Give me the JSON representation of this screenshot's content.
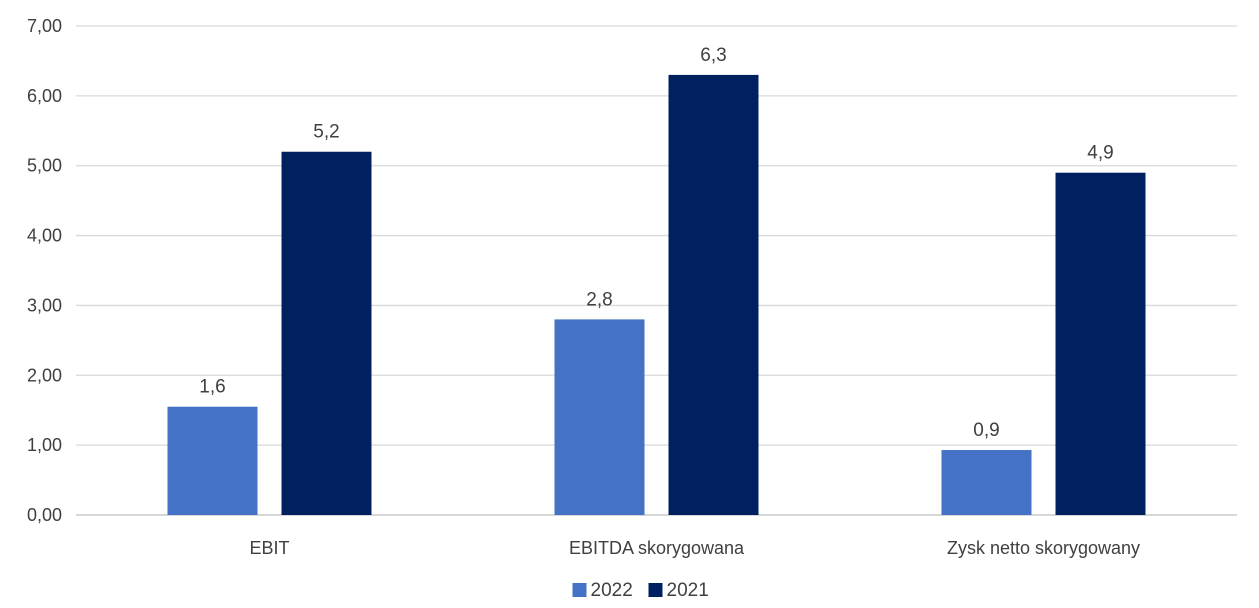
{
  "chart_data": {
    "type": "bar",
    "categories": [
      "EBIT",
      "EBITDA skorygowana",
      "Zysk netto skorygowany"
    ],
    "series": [
      {
        "name": "2022",
        "values": [
          1.55,
          2.8,
          0.93
        ],
        "labels": [
          "1,6",
          "2,8",
          "0,9"
        ],
        "color": "#4472C4"
      },
      {
        "name": "2021",
        "values": [
          5.2,
          6.3,
          4.9
        ],
        "labels": [
          "5,2",
          "6,3",
          "4,9"
        ],
        "color": "#002060"
      }
    ],
    "ylim": [
      0,
      7
    ],
    "yticks": [
      0,
      1,
      2,
      3,
      4,
      5,
      6,
      7
    ],
    "ytick_labels": [
      "0,00",
      "1,00",
      "2,00",
      "3,00",
      "4,00",
      "5,00",
      "6,00",
      "7,00"
    ],
    "grid": true,
    "gridline_color": "#D9D9D9",
    "legend_position": "bottom-center",
    "title": "",
    "xlabel": "",
    "ylabel": ""
  }
}
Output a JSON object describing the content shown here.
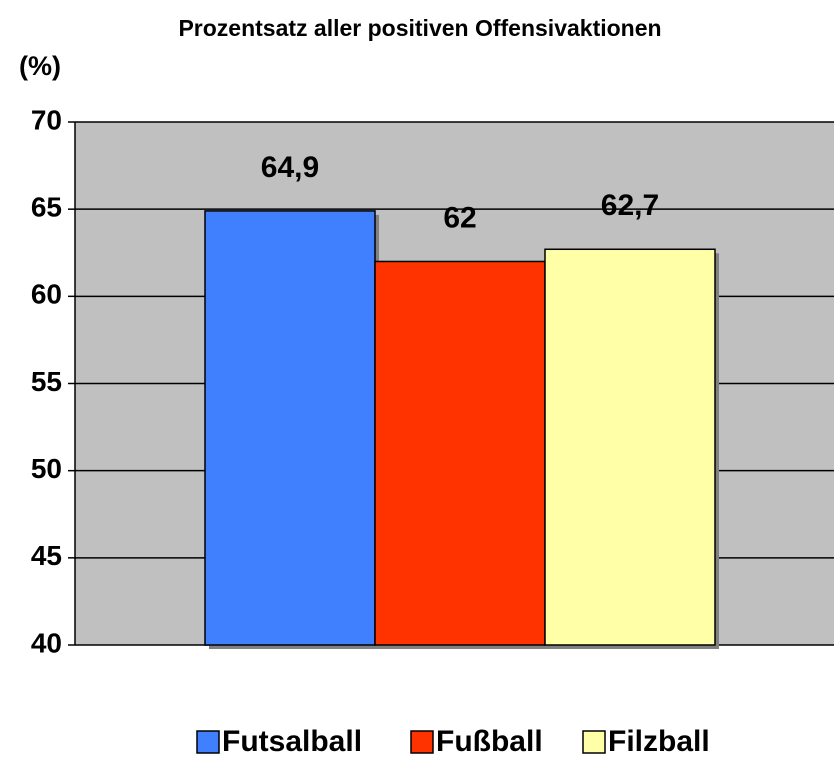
{
  "chart_data": {
    "type": "bar",
    "title": "Prozentsatz aller positiven Offensivaktionen",
    "y_label": "(%)",
    "categories": [
      null
    ],
    "series": [
      {
        "name": "Futsalball",
        "color": "#4080ff",
        "values": [
          64.9
        ],
        "value_labels": [
          "64,9"
        ]
      },
      {
        "name": "Fußball",
        "color": "#ff3300",
        "values": [
          62
        ],
        "value_labels": [
          "62"
        ]
      },
      {
        "name": "Filzball",
        "color": "#ffffa8",
        "values": [
          62.7
        ],
        "value_labels": [
          "62,7"
        ]
      }
    ],
    "ylim": [
      40,
      70
    ],
    "yticks": [
      40,
      45,
      50,
      55,
      60,
      65,
      70
    ],
    "grid": true,
    "plot_background": "#c0c0c0",
    "legend": "bottom"
  }
}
┄┄┄┄┄┄
▶ **Request**:
Set the pictures aside and transcribe the data above exactly.

▶ **Output below**:
Give me the JSON representation of this screenshot's content.
{
  "chart_data": {
    "type": "bar",
    "categories": [
      "EBIT",
      "EBITDA skorygowana",
      "Zysk netto skorygowany"
    ],
    "series": [
      {
        "name": "2022",
        "values": [
          1.55,
          2.8,
          0.93
        ],
        "labels": [
          "1,6",
          "2,8",
          "0,9"
        ],
        "color": "#4472C4"
      },
      {
        "name": "2021",
        "values": [
          5.2,
          6.3,
          4.9
        ],
        "labels": [
          "5,2",
          "6,3",
          "4,9"
        ],
        "color": "#002060"
      }
    ],
    "ylim": [
      0,
      7
    ],
    "yticks": [
      0,
      1,
      2,
      3,
      4,
      5,
      6,
      7
    ],
    "ytick_labels": [
      "0,00",
      "1,00",
      "2,00",
      "3,00",
      "4,00",
      "5,00",
      "6,00",
      "7,00"
    ],
    "grid": true,
    "gridline_color": "#D9D9D9",
    "legend_position": "bottom-center",
    "title": "",
    "xlabel": "",
    "ylabel": ""
  }
}
Output a JSON object describing the content shown here.
{
  "chart_data": {
    "type": "bar",
    "title": "Prozentsatz aller positiven Offensivaktionen",
    "y_label": "(%)",
    "categories": [
      null
    ],
    "series": [
      {
        "name": "Futsalball",
        "color": "#4080ff",
        "values": [
          64.9
        ],
        "value_labels": [
          "64,9"
        ]
      },
      {
        "name": "Fußball",
        "color": "#ff3300",
        "values": [
          62
        ],
        "value_labels": [
          "62"
        ]
      },
      {
        "name": "Filzball",
        "color": "#ffffa8",
        "values": [
          62.7
        ],
        "value_labels": [
          "62,7"
        ]
      }
    ],
    "ylim": [
      40,
      70
    ],
    "yticks": [
      40,
      45,
      50,
      55,
      60,
      65,
      70
    ],
    "grid": true,
    "plot_background": "#c0c0c0",
    "legend": "bottom"
  }
}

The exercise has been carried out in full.